▸ **課題 1**: 抜粋のうち、「マニュアルと手順書では、作成」で始まり「書を効率よく仕上げましょう。」まで続く部分を一字も変えずに出力する。
▸ **課題 2**:
抜粋をもとに、次の問いに答える。
(a) Teachme Bizの提供元はどこか。
(b) ベーシックプランの料金はいくらか。
(c) 作った動画は、どういう条件であればどこから利用できるか。

▸ **抜粋**:

---*---

Teachme Bizは、業務の詳細を動画で伝えられる作成ツールです。文章だけではなく、具体的な動作を説明したいマニュアルや手順書で重宝します。

作った動画はオンライン上で共有ができるので、ネット環境下であれば好きな場所から利用可能です。

提供元株式会社スタディスト
初期費用要問い合わせ
料金プラン
  • スタータープラン:59,800円(税込)/月
  • ベーシックプラン:119,800円(税込)/月
  • エンタープライズプラン:319,800円(税込)/月
機能・特徴ステップ構造、画像・動画編集、写真・動画の取り込み、スナップショット機能、PC画面・動画キャプチャ、スライドショー表示、共同編集、PPT、Word、PDFのインポート、PDFエクスポート、マニュアル複製、マニュアルリンク登録、クリップボード機能など
URL公式サイト

マニュアルと手順書の違いを理解して使い分けよう

マニュアルと手順書では、作成の目的や具体的な内容が違います。双方の役割を理解した上で、マニュアルと手順書のどちらを作るべきか検討しなくてはなりません。

作成方法も異なるため、それぞれの作り方を把握してから準備・制作に取り掛かることが大切です。解説したポイントやおすすめの作成サービスなどを活用し、高品質なマニュアル・手順書を効率よく仕上げましょう。

---*---

▸ **提供データ**:
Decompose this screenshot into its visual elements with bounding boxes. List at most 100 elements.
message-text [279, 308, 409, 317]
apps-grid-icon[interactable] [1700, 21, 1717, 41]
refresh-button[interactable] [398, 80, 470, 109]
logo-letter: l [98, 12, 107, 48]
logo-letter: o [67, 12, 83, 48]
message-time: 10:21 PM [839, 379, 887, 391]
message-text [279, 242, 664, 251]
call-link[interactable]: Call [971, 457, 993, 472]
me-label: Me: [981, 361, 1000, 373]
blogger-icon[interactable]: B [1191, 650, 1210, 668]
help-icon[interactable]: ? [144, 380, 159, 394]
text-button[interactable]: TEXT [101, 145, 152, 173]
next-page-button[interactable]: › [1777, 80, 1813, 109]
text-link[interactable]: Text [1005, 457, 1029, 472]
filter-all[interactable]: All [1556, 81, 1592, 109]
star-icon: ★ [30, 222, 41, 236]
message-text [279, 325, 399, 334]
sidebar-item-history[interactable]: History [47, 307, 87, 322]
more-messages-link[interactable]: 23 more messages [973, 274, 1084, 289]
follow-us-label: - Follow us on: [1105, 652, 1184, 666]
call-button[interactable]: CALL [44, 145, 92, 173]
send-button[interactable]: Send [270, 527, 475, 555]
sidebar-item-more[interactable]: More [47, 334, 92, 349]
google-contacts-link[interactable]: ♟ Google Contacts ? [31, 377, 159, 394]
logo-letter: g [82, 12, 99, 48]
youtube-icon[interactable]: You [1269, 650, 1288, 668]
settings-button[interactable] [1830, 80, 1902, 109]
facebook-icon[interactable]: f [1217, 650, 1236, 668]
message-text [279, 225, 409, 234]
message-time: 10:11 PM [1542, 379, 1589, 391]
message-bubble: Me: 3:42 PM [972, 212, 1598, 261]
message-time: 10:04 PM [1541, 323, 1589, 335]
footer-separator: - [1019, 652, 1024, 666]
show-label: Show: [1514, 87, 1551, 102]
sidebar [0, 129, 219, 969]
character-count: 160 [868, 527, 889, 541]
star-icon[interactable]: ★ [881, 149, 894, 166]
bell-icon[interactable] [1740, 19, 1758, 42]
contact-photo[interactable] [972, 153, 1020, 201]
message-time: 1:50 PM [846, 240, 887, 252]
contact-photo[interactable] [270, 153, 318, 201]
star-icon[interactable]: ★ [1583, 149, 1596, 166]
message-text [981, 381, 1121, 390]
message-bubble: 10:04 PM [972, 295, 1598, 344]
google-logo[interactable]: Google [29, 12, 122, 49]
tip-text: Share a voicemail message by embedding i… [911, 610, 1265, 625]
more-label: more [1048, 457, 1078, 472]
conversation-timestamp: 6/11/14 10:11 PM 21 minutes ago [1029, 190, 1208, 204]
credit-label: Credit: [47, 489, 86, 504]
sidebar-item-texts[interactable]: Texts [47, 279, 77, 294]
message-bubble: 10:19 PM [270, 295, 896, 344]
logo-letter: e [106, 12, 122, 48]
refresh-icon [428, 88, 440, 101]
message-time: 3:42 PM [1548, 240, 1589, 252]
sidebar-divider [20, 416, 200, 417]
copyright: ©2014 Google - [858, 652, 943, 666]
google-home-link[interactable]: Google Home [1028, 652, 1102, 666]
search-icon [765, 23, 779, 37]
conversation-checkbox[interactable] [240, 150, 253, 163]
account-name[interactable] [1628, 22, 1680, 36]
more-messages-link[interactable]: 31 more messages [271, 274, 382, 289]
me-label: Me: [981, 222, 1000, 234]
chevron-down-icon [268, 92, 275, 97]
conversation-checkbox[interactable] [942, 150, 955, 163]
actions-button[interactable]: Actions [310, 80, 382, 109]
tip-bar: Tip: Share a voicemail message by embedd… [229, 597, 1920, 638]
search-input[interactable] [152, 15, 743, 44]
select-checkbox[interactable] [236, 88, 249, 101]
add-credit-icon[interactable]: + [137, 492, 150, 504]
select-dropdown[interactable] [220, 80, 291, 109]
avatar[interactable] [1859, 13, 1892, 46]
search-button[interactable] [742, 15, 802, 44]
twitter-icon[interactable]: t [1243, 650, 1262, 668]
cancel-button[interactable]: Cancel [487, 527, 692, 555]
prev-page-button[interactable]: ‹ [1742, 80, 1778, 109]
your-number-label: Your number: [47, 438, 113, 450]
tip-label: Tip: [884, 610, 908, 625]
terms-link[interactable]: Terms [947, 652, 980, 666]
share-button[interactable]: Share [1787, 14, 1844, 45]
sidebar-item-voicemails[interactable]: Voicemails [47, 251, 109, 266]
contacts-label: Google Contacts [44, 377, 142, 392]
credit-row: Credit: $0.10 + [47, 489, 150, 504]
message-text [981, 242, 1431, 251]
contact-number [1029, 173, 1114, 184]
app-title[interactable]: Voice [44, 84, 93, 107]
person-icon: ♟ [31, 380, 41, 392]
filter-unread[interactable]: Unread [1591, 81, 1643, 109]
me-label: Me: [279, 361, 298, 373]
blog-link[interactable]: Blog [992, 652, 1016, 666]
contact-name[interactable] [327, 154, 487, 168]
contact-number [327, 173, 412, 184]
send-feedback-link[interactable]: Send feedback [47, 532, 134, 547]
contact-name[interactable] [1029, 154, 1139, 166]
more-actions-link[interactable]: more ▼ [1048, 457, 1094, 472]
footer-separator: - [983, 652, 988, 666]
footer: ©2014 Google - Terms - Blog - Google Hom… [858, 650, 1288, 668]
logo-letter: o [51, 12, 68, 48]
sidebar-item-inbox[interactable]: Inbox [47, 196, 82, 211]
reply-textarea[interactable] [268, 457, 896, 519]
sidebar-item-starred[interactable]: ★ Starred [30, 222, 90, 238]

---*---

▸ **結果 1**:
マニュアルと手順書では、作成の目的や具体的な内容が違います。双方の役割を理解した上で、マニュアルと手順書のどちらを作るべきか検討しなくてはなりません。

作成方法も異なるため、それぞれの作り方を把握してから準備・制作に取り掛かることが大切です。解説したポイントやおすすめの作成サービスなどを活用し、高品質なマニュアル・手順書を効率よく仕上げましょう。

▸ **結果 2**:
(a) 株式会社スタディスト
(b) 月119,800円(税込)
(c) ネット環境下であれば、好きな場所から利用できる。